-- BEGIN Data to process --
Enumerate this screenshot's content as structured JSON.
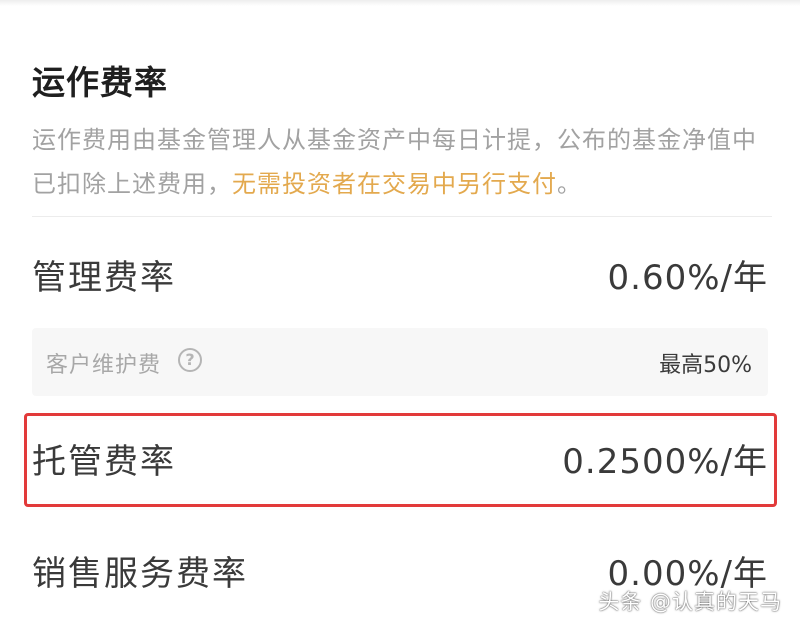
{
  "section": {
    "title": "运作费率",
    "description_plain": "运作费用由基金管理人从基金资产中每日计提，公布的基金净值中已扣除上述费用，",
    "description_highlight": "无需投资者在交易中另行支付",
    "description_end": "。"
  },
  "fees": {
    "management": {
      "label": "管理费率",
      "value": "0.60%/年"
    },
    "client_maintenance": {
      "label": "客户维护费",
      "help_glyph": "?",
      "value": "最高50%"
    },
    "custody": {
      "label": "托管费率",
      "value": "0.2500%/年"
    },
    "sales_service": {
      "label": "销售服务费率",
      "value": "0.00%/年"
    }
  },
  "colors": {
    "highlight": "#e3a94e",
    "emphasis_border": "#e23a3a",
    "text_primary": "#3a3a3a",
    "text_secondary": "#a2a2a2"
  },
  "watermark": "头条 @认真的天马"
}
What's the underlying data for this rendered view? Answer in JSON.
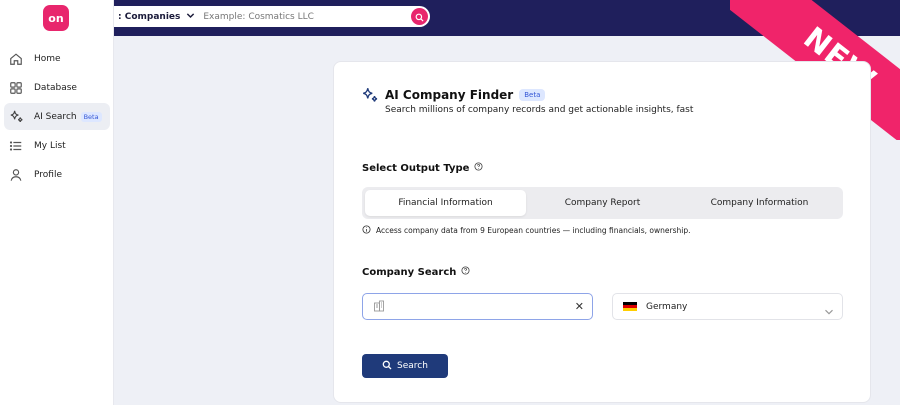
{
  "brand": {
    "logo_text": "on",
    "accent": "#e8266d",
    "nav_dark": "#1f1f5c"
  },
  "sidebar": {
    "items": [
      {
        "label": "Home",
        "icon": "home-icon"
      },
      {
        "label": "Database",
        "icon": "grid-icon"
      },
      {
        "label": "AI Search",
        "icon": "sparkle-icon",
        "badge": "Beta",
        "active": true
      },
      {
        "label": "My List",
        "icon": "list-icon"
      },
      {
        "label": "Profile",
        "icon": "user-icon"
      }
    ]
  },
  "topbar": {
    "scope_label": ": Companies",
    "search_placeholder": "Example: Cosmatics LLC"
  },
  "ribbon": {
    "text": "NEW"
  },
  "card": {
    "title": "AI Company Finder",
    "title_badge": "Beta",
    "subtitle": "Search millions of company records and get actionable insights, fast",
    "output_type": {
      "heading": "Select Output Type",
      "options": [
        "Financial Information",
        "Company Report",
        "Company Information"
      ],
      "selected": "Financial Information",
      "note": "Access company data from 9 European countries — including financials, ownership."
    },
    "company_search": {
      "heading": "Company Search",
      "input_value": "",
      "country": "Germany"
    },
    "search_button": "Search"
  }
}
-- END Data to process --
*Required work*. Excluding the pictures, restate the records above word for word.

*Exercise result*.
Enumerate this screenshot's content as structured JSON.
{
  "section": {
    "title": "运作费率",
    "description_plain": "运作费用由基金管理人从基金资产中每日计提，公布的基金净值中已扣除上述费用，",
    "description_highlight": "无需投资者在交易中另行支付",
    "description_end": "。"
  },
  "fees": {
    "management": {
      "label": "管理费率",
      "value": "0.60%/年"
    },
    "client_maintenance": {
      "label": "客户维护费",
      "help_glyph": "?",
      "value": "最高50%"
    },
    "custody": {
      "label": "托管费率",
      "value": "0.2500%/年"
    },
    "sales_service": {
      "label": "销售服务费率",
      "value": "0.00%/年"
    }
  },
  "colors": {
    "highlight": "#e3a94e",
    "emphasis_border": "#e23a3a",
    "text_primary": "#3a3a3a",
    "text_secondary": "#a2a2a2"
  },
  "watermark": "头条 @认真的天马"
}
What's the underlying data for this rendered view? Answer in JSON.
{
  "brand": {
    "logo_text": "on",
    "accent": "#e8266d",
    "nav_dark": "#1f1f5c"
  },
  "sidebar": {
    "items": [
      {
        "label": "Home",
        "icon": "home-icon"
      },
      {
        "label": "Database",
        "icon": "grid-icon"
      },
      {
        "label": "AI Search",
        "icon": "sparkle-icon",
        "badge": "Beta",
        "active": true
      },
      {
        "label": "My List",
        "icon": "list-icon"
      },
      {
        "label": "Profile",
        "icon": "user-icon"
      }
    ]
  },
  "topbar": {
    "scope_label": ": Companies",
    "search_placeholder": "Example: Cosmatics LLC"
  },
  "ribbon": {
    "text": "NEW"
  },
  "card": {
    "title": "AI Company Finder",
    "title_badge": "Beta",
    "subtitle": "Search millions of company records and get actionable insights, fast",
    "output_type": {
      "heading": "Select Output Type",
      "options": [
        "Financial Information",
        "Company Report",
        "Company Information"
      ],
      "selected": "Financial Information",
      "note": "Access company data from 9 European countries — including financials, ownership."
    },
    "company_search": {
      "heading": "Company Search",
      "input_value": "",
      "country": "Germany"
    },
    "search_button": "Search"
  }
}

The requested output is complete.